> [Work to be completed] From the listing below, copy every line with the word "Score".

Source data
┌──
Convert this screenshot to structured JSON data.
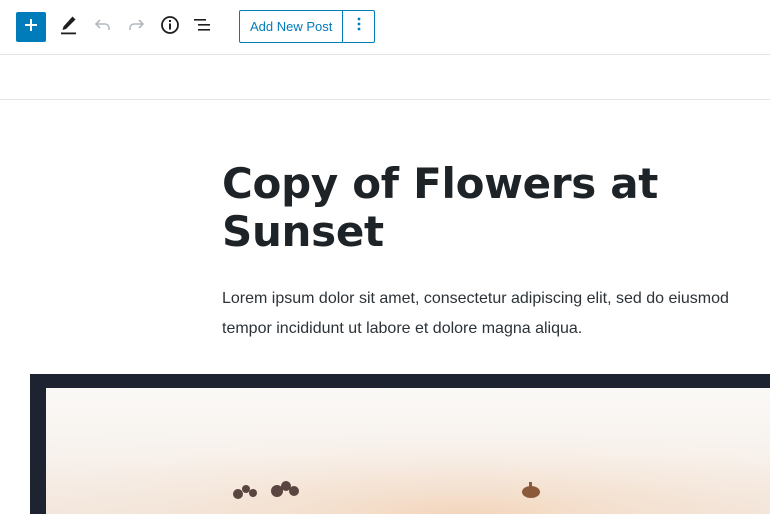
{
  "toolbar": {
    "add_new_post_label": "Add New Post",
    "icons": [
      "plus-icon",
      "pencil-icon",
      "undo-icon",
      "redo-icon",
      "info-icon",
      "list-view-icon",
      "more-vertical-icon"
    ],
    "accent_color": "#007cba"
  },
  "post": {
    "title": "Copy of Flowers at Sunset",
    "paragraph": "Lorem ipsum dolor sit amet, consectetur adipiscing elit, sed do eiusmod tempor incididunt ut labore et dolore magna aliqua."
  }
}
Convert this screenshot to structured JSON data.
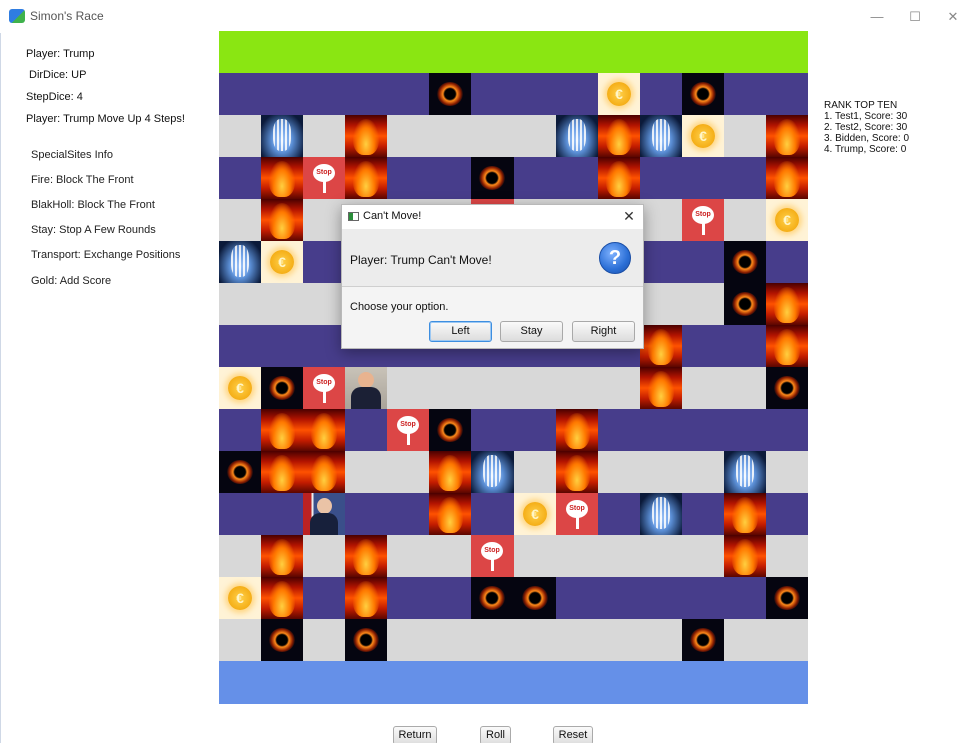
{
  "window": {
    "title": "Simon's Race",
    "controls": {
      "minimize": "—",
      "maximize": "☐",
      "close": "✕"
    }
  },
  "status": {
    "player": "Player: Trump",
    "dir_dice": "DirDice: UP",
    "step_dice": "StepDice: 4",
    "message": "Player: Trump Move Up 4 Steps!"
  },
  "special_sites": {
    "title": "SpecialSites Info",
    "items": [
      "Fire: Block The Front",
      "BlakHoll: Block The Front",
      "Stay: Stop A Few Rounds",
      "Transport: Exchange Positions",
      "Gold: Add Score"
    ]
  },
  "rank": {
    "title": "RANK TOP TEN",
    "entries": [
      "1. Test1, Score: 30",
      "2. Test2, Score: 30",
      "3. Bidden, Score: 0",
      "4. Trump, Score: 0"
    ]
  },
  "board": {
    "top_color": "#8ae612",
    "bottom_color": "#6590e8",
    "rows": [
      [
        "p",
        "p",
        "p",
        "p",
        "p",
        "hole",
        "p",
        "p",
        "p",
        "gold",
        "p",
        "hole",
        "p",
        "p"
      ],
      [
        "g",
        "portal",
        "g",
        "fire",
        "g",
        "g",
        "g",
        "g",
        "portal",
        "fire",
        "portal",
        "gold",
        "g",
        "fire"
      ],
      [
        "p",
        "fire",
        "stop",
        "fire",
        "p",
        "p",
        "hole",
        "p",
        "p",
        "fire",
        "p",
        "p",
        "p",
        "fire"
      ],
      [
        "g",
        "fire",
        "g",
        "g",
        "g",
        "g",
        "stop",
        "g",
        "g",
        "g",
        "g",
        "stop",
        "g",
        "gold"
      ],
      [
        "portal",
        "gold",
        "p",
        "p",
        "p",
        "p",
        "p",
        "p",
        "p",
        "p",
        "p",
        "p",
        "hole",
        "p"
      ],
      [
        "g",
        "g",
        "g",
        "g",
        "g",
        "g",
        "g",
        "g",
        "g",
        "g",
        "g",
        "g",
        "hole",
        "fire"
      ],
      [
        "p",
        "p",
        "p",
        "p",
        "p",
        "p",
        "p",
        "p",
        "p",
        "p",
        "fire",
        "p",
        "p",
        "fire"
      ],
      [
        "gold",
        "hole",
        "stop",
        "trump",
        "g",
        "g",
        "g",
        "g",
        "g",
        "g",
        "fire",
        "g",
        "g",
        "hole"
      ],
      [
        "p",
        "fire",
        "fire",
        "p",
        "stop",
        "hole",
        "p",
        "p",
        "fire",
        "p",
        "p",
        "p",
        "p",
        "p"
      ],
      [
        "hole",
        "fire",
        "fire",
        "g",
        "g",
        "fire",
        "portal",
        "g",
        "fire",
        "g",
        "g",
        "g",
        "portal",
        "g"
      ],
      [
        "p",
        "p",
        "biden",
        "p",
        "p",
        "fire",
        "p",
        "gold",
        "stop",
        "p",
        "portal",
        "p",
        "fire",
        "p"
      ],
      [
        "g",
        "fire",
        "g",
        "fire",
        "g",
        "g",
        "stop",
        "g",
        "g",
        "g",
        "g",
        "g",
        "fire",
        "g"
      ],
      [
        "gold",
        "fire",
        "p",
        "fire",
        "p",
        "p",
        "hole",
        "hole",
        "p",
        "p",
        "p",
        "p",
        "p",
        "hole"
      ],
      [
        "g",
        "hole",
        "g",
        "hole",
        "g",
        "g",
        "g",
        "g",
        "g",
        "g",
        "g",
        "hole",
        "g",
        "g"
      ]
    ]
  },
  "dialog": {
    "title": "Can't Move!",
    "message": "Player: Trump Can't Move!",
    "prompt": "Choose your option.",
    "close": "✕",
    "icon_glyph": "?",
    "buttons": {
      "left": "Left",
      "stay": "Stay",
      "right": "Right"
    }
  },
  "controls": {
    "return": "Return",
    "roll": "Roll",
    "reset": "Reset"
  }
}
└──
> [Expected answer]
      "Gold: Add Score"
      "1. Test1, Score: 30",
      "2. Test2, Score: 30",
      "3. Bidden, Score: 0",
      "4. Trump, Score: 0"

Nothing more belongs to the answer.